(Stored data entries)
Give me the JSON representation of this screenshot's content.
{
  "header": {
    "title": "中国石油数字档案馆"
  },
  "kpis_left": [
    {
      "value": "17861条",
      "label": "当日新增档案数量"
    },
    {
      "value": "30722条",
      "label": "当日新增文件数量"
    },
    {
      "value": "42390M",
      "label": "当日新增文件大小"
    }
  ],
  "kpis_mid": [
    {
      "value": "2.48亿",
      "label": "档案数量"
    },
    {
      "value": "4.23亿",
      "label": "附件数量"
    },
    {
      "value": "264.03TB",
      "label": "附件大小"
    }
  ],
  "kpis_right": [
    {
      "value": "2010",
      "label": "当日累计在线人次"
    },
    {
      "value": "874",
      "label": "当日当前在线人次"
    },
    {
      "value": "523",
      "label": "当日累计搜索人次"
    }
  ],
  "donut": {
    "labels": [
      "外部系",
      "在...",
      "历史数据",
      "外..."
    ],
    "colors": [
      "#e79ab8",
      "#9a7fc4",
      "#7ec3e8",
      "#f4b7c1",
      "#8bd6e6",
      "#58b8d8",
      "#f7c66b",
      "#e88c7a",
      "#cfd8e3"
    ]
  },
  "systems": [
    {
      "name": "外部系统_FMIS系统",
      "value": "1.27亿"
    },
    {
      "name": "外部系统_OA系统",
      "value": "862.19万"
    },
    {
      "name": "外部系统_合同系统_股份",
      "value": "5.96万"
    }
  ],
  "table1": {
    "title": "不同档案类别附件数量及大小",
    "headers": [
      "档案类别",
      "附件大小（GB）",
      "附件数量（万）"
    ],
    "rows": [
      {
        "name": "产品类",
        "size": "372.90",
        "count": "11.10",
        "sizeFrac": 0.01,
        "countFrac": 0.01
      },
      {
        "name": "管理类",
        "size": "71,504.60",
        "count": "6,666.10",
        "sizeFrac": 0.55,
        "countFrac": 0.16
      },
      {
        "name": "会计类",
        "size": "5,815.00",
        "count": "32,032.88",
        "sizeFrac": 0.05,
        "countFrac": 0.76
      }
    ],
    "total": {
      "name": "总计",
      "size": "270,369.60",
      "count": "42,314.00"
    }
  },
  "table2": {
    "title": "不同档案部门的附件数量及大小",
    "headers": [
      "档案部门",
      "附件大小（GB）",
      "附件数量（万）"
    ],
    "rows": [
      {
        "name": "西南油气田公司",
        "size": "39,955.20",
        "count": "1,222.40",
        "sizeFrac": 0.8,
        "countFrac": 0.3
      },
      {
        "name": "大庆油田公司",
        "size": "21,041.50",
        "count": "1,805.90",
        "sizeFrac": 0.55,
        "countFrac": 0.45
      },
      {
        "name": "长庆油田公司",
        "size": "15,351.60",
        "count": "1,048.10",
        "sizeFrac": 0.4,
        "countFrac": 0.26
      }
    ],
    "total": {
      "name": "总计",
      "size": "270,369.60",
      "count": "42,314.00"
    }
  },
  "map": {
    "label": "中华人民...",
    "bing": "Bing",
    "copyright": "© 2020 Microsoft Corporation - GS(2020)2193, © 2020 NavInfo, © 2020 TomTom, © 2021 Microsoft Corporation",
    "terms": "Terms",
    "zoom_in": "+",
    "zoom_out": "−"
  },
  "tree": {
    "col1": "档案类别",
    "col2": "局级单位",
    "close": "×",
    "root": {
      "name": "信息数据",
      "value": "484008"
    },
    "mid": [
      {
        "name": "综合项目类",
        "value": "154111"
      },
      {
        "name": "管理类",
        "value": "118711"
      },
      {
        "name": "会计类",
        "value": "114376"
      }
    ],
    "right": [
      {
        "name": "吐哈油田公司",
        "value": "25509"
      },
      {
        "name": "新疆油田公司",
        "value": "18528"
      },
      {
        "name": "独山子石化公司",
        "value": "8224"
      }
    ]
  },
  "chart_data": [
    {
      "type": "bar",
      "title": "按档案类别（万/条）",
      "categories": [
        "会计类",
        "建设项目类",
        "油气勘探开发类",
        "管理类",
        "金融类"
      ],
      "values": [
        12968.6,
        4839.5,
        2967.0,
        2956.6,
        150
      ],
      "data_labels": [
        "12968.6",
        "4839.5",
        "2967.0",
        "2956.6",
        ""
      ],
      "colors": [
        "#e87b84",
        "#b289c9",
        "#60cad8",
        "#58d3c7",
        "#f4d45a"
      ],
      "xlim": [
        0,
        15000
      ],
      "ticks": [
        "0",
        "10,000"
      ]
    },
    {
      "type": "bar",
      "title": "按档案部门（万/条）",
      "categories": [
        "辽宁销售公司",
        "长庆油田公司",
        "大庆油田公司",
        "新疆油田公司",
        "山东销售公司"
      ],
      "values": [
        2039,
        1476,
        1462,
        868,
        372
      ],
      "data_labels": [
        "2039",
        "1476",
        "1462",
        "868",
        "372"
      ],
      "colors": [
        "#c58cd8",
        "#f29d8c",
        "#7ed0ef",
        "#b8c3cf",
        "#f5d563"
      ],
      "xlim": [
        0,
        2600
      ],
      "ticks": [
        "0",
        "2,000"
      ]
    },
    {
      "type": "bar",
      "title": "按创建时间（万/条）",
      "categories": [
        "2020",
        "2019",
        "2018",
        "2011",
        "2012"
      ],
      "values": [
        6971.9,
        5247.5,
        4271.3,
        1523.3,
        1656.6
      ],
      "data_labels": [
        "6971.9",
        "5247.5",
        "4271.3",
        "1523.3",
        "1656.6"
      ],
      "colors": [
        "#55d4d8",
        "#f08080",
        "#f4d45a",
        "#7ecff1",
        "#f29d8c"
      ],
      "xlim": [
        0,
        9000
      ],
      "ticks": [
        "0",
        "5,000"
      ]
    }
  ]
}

[Problem description] State the number of lines in this listing that contain the string "sizeFrac", and add nothing else.

[Answer to the exercise] 6